■ INPUT ROWS
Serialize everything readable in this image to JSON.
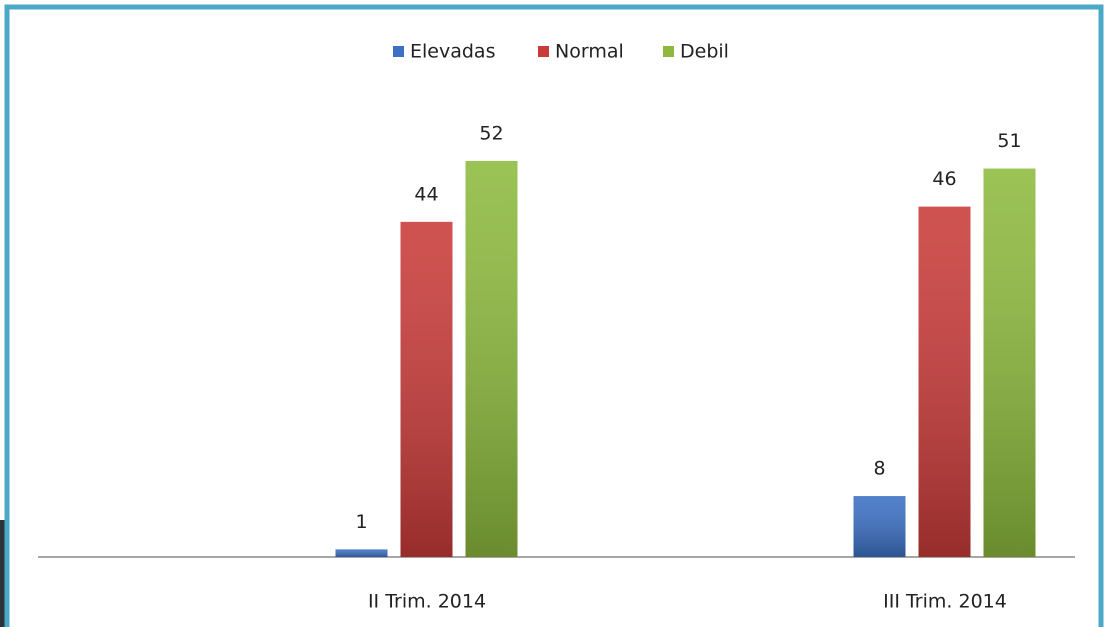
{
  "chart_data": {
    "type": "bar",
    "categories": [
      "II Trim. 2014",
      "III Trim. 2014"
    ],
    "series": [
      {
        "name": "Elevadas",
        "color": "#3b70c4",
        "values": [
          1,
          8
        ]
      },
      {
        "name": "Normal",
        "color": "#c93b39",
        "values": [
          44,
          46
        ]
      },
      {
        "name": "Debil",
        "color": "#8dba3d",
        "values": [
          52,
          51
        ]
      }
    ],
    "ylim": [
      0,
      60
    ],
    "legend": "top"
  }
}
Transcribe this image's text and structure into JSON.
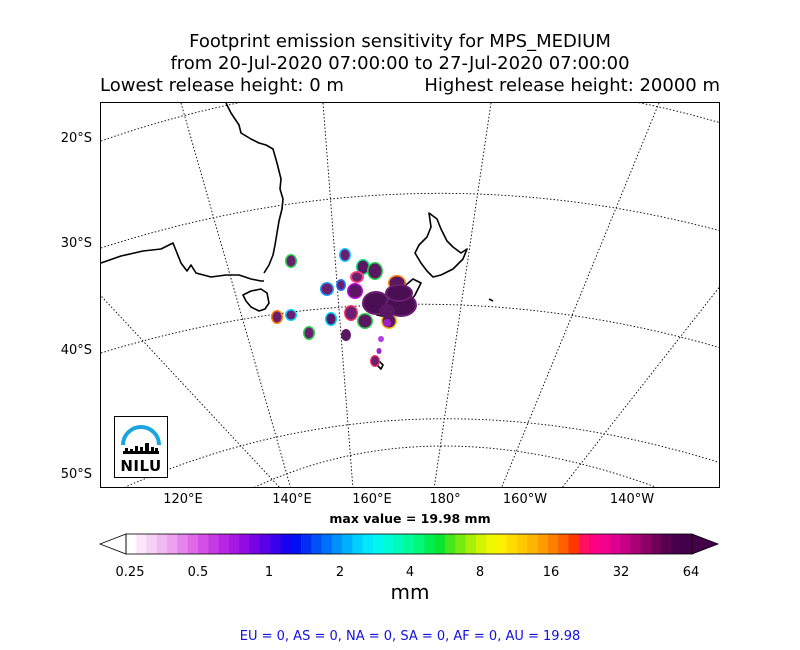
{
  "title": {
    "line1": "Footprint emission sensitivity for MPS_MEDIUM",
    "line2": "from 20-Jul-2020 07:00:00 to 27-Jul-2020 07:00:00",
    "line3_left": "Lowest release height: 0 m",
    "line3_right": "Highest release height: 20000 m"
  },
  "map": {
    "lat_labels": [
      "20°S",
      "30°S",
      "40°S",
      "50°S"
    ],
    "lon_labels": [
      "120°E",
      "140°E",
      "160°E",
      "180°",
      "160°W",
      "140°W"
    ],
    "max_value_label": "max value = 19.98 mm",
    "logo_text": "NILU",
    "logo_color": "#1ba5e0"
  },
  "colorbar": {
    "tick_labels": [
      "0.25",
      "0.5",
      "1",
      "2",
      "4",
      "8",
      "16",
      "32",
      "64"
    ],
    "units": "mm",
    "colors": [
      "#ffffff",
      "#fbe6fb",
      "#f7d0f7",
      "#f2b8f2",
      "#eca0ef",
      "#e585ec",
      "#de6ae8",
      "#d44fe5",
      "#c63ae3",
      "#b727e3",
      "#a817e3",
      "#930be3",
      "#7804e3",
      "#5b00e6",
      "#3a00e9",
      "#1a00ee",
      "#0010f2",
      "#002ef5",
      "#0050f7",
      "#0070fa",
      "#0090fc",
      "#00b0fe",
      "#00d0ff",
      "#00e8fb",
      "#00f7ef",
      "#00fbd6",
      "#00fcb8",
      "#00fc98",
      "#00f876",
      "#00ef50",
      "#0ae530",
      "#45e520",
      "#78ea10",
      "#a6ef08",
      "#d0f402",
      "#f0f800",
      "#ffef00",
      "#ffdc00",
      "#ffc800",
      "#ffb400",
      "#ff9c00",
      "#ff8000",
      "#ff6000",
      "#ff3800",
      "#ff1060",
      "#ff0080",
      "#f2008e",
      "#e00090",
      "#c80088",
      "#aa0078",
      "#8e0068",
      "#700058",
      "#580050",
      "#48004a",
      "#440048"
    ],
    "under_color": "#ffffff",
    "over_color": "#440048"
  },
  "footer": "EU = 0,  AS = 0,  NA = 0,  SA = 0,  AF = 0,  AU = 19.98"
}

■ STATED TASK
Go through the data above and transcribe it in full, omitting any image.

■ RESPONSE FOR THIS EXERCISE
Serialize everything readable in this image to JSON.
{
  "chart_data": {
    "type": "bar",
    "categories": [
      "II Trim. 2014",
      "III Trim. 2014"
    ],
    "series": [
      {
        "name": "Elevadas",
        "color": "#3b70c4",
        "values": [
          1,
          8
        ]
      },
      {
        "name": "Normal",
        "color": "#c93b39",
        "values": [
          44,
          46
        ]
      },
      {
        "name": "Debil",
        "color": "#8dba3d",
        "values": [
          52,
          51
        ]
      }
    ],
    "ylim": [
      0,
      60
    ],
    "legend": "top"
  }
}
Transcribe this image's text and structure into JSON.
{
  "title": {
    "line1": "Footprint emission sensitivity for MPS_MEDIUM",
    "line2": "from 20-Jul-2020 07:00:00 to 27-Jul-2020 07:00:00",
    "line3_left": "Lowest release height: 0 m",
    "line3_right": "Highest release height: 20000 m"
  },
  "map": {
    "lat_labels": [
      "20°S",
      "30°S",
      "40°S",
      "50°S"
    ],
    "lon_labels": [
      "120°E",
      "140°E",
      "160°E",
      "180°",
      "160°W",
      "140°W"
    ],
    "max_value_label": "max value = 19.98 mm",
    "logo_text": "NILU",
    "logo_color": "#1ba5e0"
  },
  "colorbar": {
    "tick_labels": [
      "0.25",
      "0.5",
      "1",
      "2",
      "4",
      "8",
      "16",
      "32",
      "64"
    ],
    "units": "mm",
    "colors": [
      "#ffffff",
      "#fbe6fb",
      "#f7d0f7",
      "#f2b8f2",
      "#eca0ef",
      "#e585ec",
      "#de6ae8",
      "#d44fe5",
      "#c63ae3",
      "#b727e3",
      "#a817e3",
      "#930be3",
      "#7804e3",
      "#5b00e6",
      "#3a00e9",
      "#1a00ee",
      "#0010f2",
      "#002ef5",
      "#0050f7",
      "#0070fa",
      "#0090fc",
      "#00b0fe",
      "#00d0ff",
      "#00e8fb",
      "#00f7ef",
      "#00fbd6",
      "#00fcb8",
      "#00fc98",
      "#00f876",
      "#00ef50",
      "#0ae530",
      "#45e520",
      "#78ea10",
      "#a6ef08",
      "#d0f402",
      "#f0f800",
      "#ffef00",
      "#ffdc00",
      "#ffc800",
      "#ffb400",
      "#ff9c00",
      "#ff8000",
      "#ff6000",
      "#ff3800",
      "#ff1060",
      "#ff0080",
      "#f2008e",
      "#e00090",
      "#c80088",
      "#aa0078",
      "#8e0068",
      "#700058",
      "#580050",
      "#48004a",
      "#440048"
    ],
    "under_color": "#ffffff",
    "over_color": "#440048"
  },
  "footer": "EU = 0,  AS = 0,  NA = 0,  SA = 0,  AF = 0,  AU = 19.98"
}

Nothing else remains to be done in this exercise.